=== What the task requires ===
Every entry must be given again exactly.

►

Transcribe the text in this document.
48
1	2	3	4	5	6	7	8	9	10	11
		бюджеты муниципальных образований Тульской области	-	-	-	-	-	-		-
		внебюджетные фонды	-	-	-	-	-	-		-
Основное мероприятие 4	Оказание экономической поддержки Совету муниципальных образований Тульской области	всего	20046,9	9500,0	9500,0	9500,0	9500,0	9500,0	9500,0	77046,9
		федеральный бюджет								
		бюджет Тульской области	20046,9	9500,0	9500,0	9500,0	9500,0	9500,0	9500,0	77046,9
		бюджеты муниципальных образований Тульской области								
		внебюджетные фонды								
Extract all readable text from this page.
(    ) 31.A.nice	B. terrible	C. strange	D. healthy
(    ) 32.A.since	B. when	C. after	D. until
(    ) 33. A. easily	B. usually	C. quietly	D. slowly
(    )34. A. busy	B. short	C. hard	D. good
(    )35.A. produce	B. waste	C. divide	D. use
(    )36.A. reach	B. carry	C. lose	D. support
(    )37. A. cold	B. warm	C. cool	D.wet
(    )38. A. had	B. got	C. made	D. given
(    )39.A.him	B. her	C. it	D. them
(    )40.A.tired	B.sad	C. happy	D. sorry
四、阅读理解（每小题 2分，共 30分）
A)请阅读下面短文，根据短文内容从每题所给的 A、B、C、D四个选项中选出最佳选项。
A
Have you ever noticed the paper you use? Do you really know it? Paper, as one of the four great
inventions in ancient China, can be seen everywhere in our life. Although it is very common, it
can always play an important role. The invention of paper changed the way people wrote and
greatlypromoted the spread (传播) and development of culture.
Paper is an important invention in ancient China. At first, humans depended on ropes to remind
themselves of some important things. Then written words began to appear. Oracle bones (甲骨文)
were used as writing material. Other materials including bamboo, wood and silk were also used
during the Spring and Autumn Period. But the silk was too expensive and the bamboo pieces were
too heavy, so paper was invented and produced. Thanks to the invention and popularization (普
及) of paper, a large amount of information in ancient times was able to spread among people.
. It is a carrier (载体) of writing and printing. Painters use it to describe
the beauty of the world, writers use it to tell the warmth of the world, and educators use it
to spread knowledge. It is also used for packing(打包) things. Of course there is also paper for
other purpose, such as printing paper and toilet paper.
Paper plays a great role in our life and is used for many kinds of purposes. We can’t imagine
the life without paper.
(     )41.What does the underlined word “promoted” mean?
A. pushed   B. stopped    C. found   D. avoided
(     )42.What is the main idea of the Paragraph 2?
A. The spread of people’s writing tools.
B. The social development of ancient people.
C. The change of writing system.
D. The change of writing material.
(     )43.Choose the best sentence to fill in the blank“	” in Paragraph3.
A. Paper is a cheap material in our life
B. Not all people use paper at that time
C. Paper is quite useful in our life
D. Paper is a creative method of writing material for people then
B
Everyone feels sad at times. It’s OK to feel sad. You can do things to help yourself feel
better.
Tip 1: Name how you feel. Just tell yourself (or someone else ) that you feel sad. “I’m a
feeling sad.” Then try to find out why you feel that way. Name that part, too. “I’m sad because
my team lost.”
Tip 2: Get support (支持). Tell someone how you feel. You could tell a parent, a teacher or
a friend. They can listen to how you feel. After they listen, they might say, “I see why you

◄

=== The answer ===
Transcribe the text in this document.
48
1	2	3	4	5	6	7	8	9	10	11
		бюджеты муниципальных образований Тульской области	-	-	-	-	-	-		-
		внебюджетные фонды	-	-	-	-	-	-		-
Основное мероприятие 4	Оказание экономической поддержки Совету муниципальных образований Тульской области	всего	20046,9	9500,0	9500,0	9500,0	9500,0	9500,0	9500,0	77046,9
		федеральный бюджет								
		бюджет Тульской области	20046,9	9500,0	9500,0	9500,0	9500,0	9500,0	9500,0	77046,9
		бюджеты муниципальных образований Тульской области								
		внебюджетные фонды								
Extract all readable text from this page.
(    ) 31.A.nice	B. terrible	C. strange	D. healthy
(    ) 32.A.since	B. when	C. after	D. until
(    ) 33. A. easily	B. usually	C. quietly	D. slowly
(    )34. A. busy	B. short	C. hard	D. good
(    )35.A. produce	B. waste	C. divide	D. use
(    )36.A. reach	B. carry	C. lose	D. support
(    )37. A. cold	B. warm	C. cool	D.wet
(    )38. A. had	B. got	C. made	D. given
(    )39.A.him	B. her	C. it	D. them
(    )40.A.tired	B.sad	C. happy	D. sorry
四、阅读理解（每小题 2分，共 30分）
A)请阅读下面短文，根据短文内容从每题所给的 A、B、C、D四个选项中选出最佳选项。
A
Have you ever noticed the paper you use? Do you really know it? Paper, as one of the four great
inventions in ancient China, can be seen everywhere in our life. Although it is very common, it
can always play an important role. The invention of paper changed the way people wrote and
greatlypromoted the spread (传播) and development of culture.
Paper is an important invention in ancient China. At first, humans depended on ropes to remind
themselves of some important things. Then written words began to appear. Oracle bones (甲骨文)
were used as writing material. Other materials including bamboo, wood and silk were also used
during the Spring and Autumn Period. But the silk was too expensive and the bamboo pieces were
too heavy, so paper was invented and produced. Thanks to the invention and popularization (普
及) of paper, a large amount of information in ancient times was able to spread among people.
. It is a carrier (载体) of writing and printing. Painters use it to describe
the beauty of the world, writers use it to tell the warmth of the world, and educators use it
to spread knowledge. It is also used for packing(打包) things. Of course there is also paper for
other purpose, such as printing paper and toilet paper.
Paper plays a great role in our life and is used for many kinds of purposes. We can’t imagine
the life without paper.
(     )41.What does the underlined word “promoted” mean?
A. pushed   B. stopped    C. found   D. avoided
(     )42.What is the main idea of the Paragraph 2?
A. The spread of people’s writing tools.
B. The social development of ancient people.
C. The change of writing system.
D. The change of writing material.
(     )43.Choose the best sentence to fill in the blank“	” in Paragraph3.
A. Paper is a cheap material in our life
B. Not all people use paper at that time
C. Paper is quite useful in our life
D. Paper is a creative method of writing material for people then
B
Everyone feels sad at times. It’s OK to feel sad. You can do things to help yourself feel
better.
Tip 1: Name how you feel. Just tell yourself (or someone else ) that you feel sad. “I’m a
feeling sad.” Then try to find out why you feel that way. Name that part, too. “I’m sad because
my team lost.”
Tip 2: Get support (支持). Tell someone how you feel. You could tell a parent, a teacher or
a friend. They can listen to how you feel. After they listen, they might say, “I see why you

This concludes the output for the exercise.